───── RECORDS SHOWN

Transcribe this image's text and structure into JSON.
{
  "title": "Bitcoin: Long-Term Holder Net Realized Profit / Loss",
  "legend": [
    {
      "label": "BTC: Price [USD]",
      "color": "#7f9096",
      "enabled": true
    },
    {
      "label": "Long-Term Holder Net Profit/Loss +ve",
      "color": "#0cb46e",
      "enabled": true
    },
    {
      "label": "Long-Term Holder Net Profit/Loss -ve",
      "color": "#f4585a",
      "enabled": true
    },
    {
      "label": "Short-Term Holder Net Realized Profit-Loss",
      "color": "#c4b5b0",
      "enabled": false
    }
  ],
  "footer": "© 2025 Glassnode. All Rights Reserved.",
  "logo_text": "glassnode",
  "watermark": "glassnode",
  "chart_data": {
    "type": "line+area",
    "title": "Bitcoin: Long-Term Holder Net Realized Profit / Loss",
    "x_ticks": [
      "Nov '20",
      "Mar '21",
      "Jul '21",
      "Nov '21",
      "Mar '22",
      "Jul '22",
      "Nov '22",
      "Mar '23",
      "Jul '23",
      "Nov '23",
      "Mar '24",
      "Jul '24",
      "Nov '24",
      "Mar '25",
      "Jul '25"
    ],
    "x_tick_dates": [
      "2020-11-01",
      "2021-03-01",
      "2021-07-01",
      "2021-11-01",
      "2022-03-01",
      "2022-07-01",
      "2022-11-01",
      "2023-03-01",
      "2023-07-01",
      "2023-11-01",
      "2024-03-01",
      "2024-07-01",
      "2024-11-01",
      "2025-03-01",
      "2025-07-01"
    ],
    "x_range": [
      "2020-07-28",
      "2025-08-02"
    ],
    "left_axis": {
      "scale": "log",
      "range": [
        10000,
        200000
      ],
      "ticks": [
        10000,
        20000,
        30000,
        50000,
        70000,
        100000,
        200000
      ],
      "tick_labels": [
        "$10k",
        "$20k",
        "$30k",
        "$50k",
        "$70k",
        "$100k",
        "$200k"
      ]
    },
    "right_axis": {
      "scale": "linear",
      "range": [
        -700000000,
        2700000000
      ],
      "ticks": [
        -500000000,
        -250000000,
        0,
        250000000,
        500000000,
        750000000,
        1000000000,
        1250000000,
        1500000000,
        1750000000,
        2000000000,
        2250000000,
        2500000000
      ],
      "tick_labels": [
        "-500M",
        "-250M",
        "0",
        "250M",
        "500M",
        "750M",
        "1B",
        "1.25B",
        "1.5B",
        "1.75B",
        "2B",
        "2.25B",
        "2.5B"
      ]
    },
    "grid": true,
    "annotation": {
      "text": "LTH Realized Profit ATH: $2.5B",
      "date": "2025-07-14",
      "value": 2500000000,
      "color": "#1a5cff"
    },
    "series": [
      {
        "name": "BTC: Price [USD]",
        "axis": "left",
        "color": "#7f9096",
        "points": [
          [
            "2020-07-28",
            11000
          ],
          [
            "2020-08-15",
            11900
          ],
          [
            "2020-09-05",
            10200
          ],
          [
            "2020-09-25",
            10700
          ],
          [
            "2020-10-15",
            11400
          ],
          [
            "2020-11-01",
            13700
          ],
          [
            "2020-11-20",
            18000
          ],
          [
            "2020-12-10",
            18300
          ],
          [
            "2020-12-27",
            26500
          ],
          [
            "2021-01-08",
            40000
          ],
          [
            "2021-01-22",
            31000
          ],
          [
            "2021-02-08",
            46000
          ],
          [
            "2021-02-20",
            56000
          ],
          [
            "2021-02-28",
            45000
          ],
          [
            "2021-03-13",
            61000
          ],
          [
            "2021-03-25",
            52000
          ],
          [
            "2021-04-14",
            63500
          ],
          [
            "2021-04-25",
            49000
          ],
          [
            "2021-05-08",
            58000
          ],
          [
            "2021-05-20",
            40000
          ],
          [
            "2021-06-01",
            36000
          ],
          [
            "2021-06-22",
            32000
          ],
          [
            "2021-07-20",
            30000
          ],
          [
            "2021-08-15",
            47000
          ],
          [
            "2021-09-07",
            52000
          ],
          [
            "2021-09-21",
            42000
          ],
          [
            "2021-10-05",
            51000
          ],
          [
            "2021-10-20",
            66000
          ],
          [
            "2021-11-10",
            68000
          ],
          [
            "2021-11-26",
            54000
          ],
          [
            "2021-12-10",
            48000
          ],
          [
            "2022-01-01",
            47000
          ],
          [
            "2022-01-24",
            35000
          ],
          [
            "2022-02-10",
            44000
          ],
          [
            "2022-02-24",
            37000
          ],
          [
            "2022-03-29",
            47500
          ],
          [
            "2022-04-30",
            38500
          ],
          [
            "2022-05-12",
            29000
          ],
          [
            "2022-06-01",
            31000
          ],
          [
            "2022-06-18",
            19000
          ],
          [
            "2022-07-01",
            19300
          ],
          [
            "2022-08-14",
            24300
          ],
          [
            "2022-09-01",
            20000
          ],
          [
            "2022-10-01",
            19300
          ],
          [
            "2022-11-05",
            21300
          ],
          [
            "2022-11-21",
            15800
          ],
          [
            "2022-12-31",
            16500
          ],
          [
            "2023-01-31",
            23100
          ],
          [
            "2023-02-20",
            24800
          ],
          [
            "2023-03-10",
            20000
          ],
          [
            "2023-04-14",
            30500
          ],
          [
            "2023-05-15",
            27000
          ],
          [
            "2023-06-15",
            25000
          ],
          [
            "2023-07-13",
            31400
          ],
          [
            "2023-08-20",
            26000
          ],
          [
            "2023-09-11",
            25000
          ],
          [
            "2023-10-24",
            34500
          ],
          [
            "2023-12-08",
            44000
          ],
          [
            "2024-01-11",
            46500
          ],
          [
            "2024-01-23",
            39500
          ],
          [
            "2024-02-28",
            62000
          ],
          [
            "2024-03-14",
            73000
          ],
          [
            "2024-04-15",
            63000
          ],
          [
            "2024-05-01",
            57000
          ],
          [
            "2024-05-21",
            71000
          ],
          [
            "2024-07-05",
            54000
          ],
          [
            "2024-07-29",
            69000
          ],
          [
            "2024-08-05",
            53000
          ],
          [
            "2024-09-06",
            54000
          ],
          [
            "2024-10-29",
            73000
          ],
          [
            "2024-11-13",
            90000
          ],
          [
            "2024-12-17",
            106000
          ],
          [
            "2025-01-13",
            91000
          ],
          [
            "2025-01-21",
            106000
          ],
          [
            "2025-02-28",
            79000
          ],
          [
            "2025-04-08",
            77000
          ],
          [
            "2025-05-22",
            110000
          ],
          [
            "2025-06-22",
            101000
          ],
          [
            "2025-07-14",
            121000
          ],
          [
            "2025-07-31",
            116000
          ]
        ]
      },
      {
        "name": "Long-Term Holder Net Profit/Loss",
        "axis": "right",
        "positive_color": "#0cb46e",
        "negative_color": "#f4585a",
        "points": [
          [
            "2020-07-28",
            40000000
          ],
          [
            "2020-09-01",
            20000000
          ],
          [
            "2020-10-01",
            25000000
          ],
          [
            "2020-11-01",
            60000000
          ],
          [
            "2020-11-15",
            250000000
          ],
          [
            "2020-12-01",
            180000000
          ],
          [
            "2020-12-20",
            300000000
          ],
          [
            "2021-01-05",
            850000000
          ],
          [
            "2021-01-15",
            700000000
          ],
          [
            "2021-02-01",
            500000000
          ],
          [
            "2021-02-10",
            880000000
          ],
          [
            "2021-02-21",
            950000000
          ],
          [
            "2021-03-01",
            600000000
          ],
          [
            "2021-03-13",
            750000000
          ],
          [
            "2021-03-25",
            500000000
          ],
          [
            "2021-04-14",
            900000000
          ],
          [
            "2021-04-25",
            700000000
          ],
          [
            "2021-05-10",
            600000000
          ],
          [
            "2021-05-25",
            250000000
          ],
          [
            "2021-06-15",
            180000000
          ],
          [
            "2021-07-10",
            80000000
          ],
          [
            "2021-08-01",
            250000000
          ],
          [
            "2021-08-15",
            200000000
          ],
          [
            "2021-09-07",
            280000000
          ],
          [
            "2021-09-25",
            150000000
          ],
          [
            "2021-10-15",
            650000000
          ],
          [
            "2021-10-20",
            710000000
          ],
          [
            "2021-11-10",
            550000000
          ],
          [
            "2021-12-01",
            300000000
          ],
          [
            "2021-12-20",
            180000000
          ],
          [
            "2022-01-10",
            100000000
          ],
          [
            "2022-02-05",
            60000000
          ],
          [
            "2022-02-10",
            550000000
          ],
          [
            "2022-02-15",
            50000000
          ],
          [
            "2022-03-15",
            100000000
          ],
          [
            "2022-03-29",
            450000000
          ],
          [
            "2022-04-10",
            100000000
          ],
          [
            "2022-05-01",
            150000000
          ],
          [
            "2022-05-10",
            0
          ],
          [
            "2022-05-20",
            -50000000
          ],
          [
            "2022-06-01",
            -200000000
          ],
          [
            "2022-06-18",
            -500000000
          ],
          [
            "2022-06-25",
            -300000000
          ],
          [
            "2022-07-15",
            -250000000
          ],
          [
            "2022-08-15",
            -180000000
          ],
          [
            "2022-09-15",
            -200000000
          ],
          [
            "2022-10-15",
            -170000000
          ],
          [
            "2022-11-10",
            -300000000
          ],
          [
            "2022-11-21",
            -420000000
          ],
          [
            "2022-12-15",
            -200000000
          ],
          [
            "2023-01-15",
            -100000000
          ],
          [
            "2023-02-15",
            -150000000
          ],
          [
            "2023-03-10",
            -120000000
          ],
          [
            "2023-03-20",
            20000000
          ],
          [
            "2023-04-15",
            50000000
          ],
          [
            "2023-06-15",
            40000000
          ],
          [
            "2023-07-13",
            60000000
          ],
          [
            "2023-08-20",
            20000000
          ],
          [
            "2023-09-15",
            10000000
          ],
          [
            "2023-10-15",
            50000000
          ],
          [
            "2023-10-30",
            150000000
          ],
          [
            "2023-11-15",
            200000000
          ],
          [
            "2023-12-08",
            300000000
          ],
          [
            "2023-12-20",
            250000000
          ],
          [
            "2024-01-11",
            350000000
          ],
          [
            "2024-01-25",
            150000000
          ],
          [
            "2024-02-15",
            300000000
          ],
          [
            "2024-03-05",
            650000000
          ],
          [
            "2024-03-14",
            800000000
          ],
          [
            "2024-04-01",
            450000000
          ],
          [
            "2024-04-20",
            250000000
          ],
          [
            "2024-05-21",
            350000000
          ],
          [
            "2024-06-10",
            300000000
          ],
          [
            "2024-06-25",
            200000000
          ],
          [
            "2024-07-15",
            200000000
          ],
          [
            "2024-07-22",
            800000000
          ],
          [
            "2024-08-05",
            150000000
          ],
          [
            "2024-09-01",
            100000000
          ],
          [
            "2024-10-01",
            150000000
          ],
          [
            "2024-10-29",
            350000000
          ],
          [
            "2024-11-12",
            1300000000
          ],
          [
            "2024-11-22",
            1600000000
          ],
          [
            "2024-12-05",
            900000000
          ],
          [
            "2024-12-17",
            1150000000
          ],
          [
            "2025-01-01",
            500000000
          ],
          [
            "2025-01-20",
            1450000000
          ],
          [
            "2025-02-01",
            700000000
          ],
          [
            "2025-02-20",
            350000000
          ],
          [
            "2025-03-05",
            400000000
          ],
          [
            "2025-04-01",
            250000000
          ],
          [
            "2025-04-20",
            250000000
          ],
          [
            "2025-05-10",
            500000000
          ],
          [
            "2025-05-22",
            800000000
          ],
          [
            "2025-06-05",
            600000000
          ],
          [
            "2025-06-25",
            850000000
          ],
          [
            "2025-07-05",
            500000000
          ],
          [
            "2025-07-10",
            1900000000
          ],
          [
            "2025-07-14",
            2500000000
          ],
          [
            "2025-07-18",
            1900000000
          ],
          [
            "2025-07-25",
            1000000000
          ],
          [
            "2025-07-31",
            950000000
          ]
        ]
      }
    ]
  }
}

──────────

DIRECTION:
Tally the lines containing "name". Provide the number without any other words.

EXERCISE SOLUTION:
2